▸ EXERCISE
How many lines in these records hold the string "PhoneBuddy"? State only that number.

Extracted records:
======
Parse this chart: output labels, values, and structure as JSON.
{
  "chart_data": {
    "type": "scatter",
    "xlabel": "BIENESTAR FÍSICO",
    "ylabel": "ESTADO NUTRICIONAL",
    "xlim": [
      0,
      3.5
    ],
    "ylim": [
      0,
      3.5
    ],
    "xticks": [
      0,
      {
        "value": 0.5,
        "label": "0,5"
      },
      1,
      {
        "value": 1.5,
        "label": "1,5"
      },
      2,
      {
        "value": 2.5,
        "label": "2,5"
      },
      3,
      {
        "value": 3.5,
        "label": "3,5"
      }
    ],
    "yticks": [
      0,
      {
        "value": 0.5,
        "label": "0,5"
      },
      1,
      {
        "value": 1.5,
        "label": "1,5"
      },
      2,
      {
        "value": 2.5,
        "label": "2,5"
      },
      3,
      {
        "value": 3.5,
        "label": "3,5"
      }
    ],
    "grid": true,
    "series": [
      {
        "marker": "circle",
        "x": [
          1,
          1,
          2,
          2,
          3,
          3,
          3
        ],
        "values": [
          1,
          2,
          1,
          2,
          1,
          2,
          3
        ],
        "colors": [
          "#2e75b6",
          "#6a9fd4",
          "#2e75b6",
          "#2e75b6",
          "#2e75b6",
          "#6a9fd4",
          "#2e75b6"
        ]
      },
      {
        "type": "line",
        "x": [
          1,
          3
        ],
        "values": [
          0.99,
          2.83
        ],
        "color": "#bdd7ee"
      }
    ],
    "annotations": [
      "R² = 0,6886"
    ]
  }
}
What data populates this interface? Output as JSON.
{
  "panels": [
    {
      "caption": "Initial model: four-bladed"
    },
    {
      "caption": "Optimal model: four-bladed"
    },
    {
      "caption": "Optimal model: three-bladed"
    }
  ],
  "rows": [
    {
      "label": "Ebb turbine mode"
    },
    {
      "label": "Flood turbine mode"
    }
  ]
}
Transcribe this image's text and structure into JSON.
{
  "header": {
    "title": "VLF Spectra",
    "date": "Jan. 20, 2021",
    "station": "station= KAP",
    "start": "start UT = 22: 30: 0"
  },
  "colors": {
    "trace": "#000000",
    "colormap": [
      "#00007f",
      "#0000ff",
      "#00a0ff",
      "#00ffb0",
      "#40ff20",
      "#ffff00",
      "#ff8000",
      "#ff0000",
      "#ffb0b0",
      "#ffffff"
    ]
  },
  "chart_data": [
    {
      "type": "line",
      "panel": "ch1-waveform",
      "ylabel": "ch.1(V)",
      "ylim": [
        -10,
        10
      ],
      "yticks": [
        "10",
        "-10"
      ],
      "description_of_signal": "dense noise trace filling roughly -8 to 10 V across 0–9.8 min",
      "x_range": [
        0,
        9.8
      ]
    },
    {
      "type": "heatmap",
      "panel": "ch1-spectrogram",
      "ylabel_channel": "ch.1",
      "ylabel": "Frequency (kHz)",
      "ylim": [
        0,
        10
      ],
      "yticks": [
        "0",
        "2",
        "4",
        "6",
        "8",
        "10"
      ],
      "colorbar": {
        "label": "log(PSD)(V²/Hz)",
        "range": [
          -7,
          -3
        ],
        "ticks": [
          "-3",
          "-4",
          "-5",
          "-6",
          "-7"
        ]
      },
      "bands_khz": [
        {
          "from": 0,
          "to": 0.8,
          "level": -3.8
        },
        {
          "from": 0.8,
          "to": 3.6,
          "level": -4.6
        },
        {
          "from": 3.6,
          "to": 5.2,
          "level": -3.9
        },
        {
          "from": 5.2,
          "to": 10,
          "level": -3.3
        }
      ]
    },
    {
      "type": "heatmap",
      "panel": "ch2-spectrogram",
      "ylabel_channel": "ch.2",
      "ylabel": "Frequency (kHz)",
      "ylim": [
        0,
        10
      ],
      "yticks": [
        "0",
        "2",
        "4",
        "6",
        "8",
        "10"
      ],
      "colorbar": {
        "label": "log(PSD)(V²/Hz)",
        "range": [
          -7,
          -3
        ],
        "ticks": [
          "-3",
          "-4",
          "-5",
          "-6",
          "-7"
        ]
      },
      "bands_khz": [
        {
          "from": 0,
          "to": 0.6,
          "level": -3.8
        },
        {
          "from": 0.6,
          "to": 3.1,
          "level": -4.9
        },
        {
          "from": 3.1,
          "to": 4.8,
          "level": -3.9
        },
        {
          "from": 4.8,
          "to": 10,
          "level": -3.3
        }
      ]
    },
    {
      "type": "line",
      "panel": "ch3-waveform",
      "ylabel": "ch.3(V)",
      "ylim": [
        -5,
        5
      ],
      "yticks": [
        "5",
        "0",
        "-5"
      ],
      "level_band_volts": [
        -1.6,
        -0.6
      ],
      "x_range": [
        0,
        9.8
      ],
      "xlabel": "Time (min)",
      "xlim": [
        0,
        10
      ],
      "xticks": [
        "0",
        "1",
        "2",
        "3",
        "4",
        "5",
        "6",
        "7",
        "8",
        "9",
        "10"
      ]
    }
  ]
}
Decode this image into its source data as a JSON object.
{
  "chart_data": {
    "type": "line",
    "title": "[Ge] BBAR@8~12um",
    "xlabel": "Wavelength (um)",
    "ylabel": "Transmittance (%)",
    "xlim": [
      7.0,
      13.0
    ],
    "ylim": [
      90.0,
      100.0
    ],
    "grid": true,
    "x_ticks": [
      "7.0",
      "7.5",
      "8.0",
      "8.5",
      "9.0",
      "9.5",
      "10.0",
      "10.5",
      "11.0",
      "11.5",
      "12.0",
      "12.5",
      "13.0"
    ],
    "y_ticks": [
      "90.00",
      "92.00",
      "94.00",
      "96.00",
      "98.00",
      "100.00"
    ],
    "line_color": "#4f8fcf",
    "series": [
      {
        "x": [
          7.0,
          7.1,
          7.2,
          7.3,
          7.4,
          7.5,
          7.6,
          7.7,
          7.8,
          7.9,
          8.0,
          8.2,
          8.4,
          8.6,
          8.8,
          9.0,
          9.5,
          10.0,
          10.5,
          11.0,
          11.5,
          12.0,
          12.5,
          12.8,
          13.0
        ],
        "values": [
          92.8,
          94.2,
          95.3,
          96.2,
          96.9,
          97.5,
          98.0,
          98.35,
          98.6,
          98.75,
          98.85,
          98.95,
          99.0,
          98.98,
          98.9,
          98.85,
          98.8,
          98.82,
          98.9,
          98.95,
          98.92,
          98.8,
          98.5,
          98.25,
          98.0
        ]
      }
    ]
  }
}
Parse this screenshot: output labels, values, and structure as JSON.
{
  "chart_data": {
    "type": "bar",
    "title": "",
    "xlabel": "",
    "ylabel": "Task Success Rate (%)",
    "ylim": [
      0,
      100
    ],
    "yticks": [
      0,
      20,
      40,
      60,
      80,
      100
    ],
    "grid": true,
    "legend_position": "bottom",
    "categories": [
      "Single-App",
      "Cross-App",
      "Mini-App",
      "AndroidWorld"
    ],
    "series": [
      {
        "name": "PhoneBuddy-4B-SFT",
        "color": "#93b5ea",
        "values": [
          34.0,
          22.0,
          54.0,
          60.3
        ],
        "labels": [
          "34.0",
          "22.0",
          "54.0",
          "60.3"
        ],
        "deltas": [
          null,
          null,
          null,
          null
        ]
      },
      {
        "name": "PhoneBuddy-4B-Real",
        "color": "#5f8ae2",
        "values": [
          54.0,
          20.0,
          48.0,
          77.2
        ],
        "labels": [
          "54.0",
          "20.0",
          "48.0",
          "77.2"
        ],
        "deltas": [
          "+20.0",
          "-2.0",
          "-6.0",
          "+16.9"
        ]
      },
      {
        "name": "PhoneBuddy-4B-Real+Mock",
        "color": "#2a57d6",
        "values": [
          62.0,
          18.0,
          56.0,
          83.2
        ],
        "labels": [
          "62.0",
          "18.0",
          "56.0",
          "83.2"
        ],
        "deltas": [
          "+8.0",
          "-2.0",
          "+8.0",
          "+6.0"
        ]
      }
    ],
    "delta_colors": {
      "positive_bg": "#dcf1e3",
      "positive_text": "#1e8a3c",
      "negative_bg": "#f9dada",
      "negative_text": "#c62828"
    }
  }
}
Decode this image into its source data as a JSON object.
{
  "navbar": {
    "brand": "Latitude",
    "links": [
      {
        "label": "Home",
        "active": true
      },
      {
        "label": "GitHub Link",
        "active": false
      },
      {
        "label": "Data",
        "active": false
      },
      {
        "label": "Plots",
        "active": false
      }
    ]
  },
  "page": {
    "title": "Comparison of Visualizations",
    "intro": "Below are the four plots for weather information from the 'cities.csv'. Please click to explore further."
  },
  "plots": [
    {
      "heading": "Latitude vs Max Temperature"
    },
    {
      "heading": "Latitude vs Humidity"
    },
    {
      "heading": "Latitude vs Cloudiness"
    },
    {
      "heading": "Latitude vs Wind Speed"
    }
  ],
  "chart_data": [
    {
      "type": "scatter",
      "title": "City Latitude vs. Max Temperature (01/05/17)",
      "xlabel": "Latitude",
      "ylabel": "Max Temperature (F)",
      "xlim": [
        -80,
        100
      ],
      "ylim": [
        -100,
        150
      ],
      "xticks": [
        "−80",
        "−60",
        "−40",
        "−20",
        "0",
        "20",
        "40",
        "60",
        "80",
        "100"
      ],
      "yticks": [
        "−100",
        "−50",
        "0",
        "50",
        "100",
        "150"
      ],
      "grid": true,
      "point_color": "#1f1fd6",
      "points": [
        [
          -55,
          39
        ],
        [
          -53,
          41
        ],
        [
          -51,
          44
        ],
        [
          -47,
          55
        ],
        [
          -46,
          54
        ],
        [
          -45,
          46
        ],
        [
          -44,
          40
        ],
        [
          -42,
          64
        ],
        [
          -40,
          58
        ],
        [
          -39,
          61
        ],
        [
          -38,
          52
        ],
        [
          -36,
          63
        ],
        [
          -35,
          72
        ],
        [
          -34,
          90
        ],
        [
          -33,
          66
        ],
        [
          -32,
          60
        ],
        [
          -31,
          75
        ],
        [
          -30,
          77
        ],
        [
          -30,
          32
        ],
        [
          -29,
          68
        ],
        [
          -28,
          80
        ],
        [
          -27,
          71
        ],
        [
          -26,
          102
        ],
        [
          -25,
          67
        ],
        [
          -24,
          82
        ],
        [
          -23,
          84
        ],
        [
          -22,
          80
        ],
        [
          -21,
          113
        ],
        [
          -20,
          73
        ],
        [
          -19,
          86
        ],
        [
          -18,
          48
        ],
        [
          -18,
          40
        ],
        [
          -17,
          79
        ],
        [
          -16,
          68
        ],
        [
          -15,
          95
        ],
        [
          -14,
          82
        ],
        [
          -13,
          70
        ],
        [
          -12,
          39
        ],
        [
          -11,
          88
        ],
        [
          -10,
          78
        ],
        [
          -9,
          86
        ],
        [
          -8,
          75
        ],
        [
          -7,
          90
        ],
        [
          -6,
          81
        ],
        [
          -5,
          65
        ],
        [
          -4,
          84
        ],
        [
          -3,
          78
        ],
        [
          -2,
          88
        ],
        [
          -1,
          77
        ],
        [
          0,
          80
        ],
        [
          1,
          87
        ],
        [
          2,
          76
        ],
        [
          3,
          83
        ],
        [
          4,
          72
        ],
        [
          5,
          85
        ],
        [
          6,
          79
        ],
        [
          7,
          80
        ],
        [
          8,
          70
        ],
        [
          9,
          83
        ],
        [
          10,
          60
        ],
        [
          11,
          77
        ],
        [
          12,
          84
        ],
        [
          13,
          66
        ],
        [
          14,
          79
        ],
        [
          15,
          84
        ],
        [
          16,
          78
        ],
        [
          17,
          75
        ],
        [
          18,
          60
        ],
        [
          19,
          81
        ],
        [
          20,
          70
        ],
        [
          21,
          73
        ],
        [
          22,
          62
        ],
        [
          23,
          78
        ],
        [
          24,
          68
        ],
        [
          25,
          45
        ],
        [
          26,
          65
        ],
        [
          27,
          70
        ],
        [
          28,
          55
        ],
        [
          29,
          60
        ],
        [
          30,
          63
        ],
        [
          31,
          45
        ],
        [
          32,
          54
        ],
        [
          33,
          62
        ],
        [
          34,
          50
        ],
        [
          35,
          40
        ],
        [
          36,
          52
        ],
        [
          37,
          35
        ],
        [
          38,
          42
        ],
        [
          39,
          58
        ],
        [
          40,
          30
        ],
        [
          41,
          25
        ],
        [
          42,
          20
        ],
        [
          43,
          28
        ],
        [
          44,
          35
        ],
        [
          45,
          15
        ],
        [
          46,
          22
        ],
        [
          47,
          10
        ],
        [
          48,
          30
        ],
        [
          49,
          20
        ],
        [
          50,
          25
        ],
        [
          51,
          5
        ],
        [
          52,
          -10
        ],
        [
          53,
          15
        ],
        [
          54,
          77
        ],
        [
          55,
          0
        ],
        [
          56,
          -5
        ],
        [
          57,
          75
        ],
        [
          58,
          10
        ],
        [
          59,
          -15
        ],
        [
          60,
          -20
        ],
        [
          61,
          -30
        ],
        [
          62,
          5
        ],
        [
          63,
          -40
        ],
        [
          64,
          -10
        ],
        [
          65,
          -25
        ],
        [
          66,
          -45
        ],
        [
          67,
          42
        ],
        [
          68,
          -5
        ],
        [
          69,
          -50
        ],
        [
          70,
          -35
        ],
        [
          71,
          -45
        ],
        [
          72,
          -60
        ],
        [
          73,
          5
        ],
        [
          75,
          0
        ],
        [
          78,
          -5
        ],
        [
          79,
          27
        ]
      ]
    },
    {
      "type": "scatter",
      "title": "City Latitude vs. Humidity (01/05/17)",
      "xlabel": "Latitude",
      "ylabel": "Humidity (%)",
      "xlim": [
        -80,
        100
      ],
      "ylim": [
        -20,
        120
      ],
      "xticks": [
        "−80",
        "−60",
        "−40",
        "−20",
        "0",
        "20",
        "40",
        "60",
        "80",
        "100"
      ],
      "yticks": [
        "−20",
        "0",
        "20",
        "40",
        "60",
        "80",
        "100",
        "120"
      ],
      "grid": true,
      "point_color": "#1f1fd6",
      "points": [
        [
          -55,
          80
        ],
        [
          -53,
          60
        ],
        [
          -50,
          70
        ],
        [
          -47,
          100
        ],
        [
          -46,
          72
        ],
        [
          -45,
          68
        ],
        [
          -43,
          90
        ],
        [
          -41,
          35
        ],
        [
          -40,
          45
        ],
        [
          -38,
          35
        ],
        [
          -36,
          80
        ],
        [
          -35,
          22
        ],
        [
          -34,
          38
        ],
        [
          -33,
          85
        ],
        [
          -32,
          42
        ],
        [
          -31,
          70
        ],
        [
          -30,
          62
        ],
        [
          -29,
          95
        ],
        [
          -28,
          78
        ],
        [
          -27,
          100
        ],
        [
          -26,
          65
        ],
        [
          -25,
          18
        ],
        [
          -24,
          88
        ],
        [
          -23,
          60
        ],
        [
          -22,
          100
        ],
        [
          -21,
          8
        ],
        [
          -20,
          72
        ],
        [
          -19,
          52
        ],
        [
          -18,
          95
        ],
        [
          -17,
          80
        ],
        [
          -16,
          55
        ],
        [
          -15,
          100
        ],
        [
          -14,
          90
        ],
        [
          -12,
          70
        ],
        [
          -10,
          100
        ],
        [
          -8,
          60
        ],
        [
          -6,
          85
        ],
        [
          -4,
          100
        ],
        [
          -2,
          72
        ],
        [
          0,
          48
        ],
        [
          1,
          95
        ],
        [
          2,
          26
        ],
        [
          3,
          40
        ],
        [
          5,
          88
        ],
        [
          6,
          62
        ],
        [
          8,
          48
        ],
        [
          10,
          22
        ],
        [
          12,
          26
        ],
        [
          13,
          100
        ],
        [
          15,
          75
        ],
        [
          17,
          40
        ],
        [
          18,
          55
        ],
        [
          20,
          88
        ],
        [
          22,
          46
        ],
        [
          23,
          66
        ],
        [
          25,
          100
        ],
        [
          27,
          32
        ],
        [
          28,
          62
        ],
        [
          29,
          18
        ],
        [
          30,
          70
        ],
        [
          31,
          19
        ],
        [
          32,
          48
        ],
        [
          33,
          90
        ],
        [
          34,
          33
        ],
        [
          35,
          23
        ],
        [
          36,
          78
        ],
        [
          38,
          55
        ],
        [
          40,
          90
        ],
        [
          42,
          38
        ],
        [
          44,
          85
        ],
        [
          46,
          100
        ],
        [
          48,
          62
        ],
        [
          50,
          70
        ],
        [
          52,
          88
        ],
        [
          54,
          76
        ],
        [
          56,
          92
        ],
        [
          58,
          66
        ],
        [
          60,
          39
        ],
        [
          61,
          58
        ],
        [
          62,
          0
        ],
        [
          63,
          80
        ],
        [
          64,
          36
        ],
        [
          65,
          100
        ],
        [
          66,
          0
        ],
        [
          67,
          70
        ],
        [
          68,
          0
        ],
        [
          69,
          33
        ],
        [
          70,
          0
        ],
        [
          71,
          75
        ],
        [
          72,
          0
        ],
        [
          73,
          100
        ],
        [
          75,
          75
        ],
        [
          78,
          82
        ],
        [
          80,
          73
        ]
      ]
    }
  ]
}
======
▸ SOLUTION TO THIS EXERCISE
3